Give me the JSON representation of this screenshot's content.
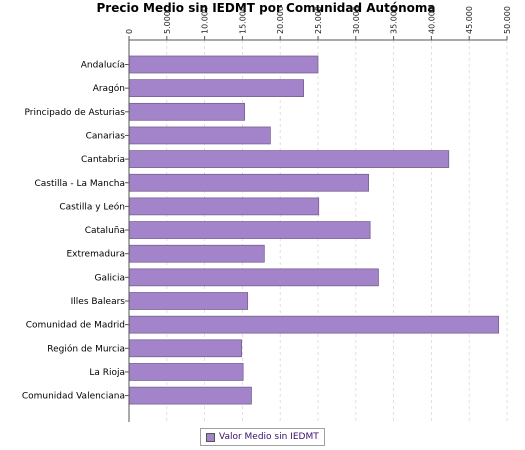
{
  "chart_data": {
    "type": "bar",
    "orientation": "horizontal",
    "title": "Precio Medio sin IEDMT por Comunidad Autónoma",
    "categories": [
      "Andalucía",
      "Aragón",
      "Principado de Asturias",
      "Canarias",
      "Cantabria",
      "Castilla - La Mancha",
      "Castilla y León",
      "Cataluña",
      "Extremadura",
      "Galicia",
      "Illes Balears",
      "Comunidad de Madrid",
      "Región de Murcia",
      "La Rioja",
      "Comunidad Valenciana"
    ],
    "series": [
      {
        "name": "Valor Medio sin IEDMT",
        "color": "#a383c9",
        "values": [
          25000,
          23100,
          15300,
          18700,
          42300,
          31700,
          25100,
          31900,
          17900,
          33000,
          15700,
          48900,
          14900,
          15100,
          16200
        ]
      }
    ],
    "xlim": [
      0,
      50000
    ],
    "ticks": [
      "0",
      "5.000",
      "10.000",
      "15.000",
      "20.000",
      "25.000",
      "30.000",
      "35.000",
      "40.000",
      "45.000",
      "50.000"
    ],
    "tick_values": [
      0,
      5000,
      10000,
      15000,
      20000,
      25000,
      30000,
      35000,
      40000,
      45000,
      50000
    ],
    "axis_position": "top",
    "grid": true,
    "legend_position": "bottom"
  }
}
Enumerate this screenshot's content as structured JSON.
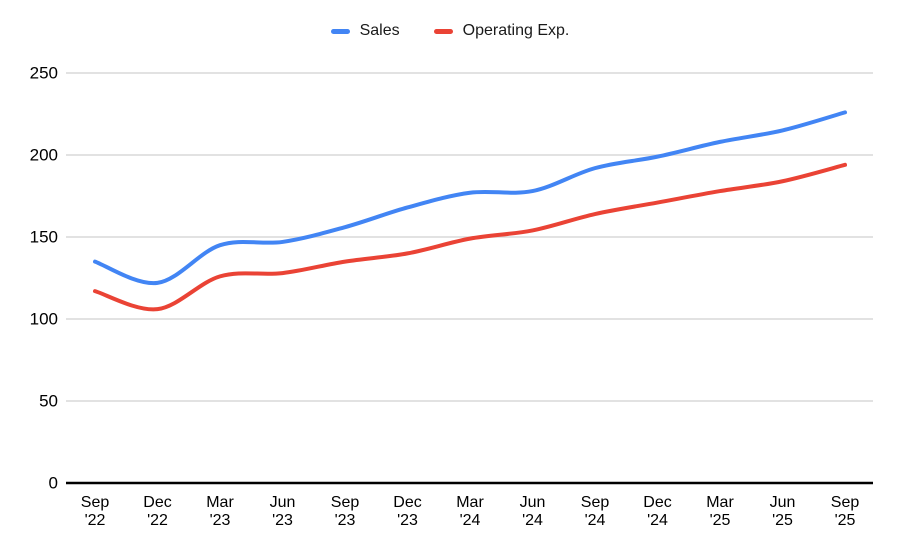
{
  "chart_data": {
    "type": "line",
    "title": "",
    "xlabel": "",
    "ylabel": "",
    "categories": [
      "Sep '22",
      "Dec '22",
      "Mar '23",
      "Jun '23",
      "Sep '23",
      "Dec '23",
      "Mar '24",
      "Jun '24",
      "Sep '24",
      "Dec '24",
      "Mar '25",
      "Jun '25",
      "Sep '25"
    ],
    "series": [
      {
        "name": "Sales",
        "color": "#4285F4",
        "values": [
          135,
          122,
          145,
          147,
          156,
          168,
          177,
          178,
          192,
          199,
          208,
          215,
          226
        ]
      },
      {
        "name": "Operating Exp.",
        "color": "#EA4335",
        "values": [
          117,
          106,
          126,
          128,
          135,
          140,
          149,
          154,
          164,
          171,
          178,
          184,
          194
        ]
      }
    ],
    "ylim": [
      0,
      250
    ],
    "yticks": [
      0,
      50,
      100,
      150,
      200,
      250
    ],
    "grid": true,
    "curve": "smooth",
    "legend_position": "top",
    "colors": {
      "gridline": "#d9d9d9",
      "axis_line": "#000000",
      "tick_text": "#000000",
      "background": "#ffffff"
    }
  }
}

******************************

What needs to be done: Locate each line containing the string "IEDMT" and show it.

Answer to this problem:
    "title": "Precio Medio sin IEDMT por Comunidad Autónoma",
        "name": "Valor Medio sin IEDMT",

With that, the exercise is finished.